Records provided:
============================================================

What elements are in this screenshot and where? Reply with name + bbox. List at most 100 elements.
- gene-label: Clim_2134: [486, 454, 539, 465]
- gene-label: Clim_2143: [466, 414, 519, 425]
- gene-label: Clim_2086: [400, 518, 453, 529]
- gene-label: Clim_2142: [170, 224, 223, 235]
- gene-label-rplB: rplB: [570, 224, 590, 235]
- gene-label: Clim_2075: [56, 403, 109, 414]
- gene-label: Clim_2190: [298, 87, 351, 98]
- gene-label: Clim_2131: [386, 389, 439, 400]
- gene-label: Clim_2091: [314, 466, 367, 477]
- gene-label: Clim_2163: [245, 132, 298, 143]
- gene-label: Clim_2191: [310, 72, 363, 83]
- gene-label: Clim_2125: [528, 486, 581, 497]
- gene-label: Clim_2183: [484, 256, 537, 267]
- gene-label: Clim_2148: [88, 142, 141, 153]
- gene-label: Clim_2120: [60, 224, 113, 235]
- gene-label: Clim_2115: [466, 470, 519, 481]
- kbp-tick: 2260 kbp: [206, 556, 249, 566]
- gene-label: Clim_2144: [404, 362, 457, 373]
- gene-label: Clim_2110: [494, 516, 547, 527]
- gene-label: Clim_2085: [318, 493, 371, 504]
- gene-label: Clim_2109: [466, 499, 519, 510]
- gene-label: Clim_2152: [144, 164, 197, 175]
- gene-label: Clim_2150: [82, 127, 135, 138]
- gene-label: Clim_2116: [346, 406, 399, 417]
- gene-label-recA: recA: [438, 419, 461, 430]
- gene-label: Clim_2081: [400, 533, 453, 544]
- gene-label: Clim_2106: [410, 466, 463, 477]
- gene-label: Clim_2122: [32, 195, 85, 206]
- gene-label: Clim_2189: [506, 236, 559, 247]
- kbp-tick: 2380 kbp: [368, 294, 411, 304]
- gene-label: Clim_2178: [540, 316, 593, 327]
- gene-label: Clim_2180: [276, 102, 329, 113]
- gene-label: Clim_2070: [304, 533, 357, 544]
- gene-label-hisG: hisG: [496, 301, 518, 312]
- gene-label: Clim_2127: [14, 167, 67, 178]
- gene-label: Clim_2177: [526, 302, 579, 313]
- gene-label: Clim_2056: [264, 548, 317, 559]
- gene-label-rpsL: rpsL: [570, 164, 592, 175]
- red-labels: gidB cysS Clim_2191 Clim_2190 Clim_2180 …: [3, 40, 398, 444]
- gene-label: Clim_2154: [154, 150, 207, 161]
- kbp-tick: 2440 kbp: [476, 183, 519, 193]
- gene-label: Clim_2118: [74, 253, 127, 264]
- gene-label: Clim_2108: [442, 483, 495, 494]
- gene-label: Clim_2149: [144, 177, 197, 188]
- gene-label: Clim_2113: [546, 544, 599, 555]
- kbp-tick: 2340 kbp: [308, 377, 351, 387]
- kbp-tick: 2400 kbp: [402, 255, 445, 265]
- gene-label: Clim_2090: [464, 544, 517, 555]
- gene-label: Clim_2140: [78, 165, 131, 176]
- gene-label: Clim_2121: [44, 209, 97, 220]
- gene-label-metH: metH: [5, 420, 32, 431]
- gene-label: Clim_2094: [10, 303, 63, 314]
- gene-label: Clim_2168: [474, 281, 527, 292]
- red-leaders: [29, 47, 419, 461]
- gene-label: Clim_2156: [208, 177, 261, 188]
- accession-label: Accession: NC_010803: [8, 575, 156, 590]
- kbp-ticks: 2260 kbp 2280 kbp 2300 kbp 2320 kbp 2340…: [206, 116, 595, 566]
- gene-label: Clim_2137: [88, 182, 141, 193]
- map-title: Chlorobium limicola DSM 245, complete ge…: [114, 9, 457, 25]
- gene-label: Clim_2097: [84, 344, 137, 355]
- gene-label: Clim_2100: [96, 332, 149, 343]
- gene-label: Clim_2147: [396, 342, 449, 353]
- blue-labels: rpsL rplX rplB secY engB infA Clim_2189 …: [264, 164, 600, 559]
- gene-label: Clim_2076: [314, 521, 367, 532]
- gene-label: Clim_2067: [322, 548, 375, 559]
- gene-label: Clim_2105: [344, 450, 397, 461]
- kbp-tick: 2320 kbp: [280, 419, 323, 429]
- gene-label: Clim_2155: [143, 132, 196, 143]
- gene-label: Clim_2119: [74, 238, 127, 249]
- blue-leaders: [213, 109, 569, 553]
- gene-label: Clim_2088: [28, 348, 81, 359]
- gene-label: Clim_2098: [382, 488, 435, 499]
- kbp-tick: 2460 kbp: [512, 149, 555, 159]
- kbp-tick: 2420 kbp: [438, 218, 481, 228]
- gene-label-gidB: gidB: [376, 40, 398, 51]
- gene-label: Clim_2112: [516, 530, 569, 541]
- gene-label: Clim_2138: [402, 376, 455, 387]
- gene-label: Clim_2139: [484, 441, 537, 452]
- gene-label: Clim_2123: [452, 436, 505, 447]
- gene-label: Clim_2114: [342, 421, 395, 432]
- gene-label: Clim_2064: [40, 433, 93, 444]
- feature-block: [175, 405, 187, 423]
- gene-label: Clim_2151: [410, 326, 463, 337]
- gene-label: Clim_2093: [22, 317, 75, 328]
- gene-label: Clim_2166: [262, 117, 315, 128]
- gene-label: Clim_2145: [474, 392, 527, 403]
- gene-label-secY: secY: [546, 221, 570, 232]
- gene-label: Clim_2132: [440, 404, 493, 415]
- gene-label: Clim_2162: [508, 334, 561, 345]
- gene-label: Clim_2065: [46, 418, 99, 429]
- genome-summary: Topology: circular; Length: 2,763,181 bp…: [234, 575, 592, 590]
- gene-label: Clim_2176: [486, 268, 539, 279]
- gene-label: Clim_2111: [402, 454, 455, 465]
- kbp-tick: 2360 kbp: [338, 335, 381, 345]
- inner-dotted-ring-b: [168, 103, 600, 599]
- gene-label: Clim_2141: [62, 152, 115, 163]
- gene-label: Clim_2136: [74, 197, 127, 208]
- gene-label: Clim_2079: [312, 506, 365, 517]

============================================================

About this task: Search the material above for lines containing the string "secY", then pull them out.

Solution for this problem:
- blue-labels: rpsL rplX rplB secY engB infA Clim_2189 …: [264, 164, 600, 559]
- gene-label-secY: secY: [546, 221, 570, 232]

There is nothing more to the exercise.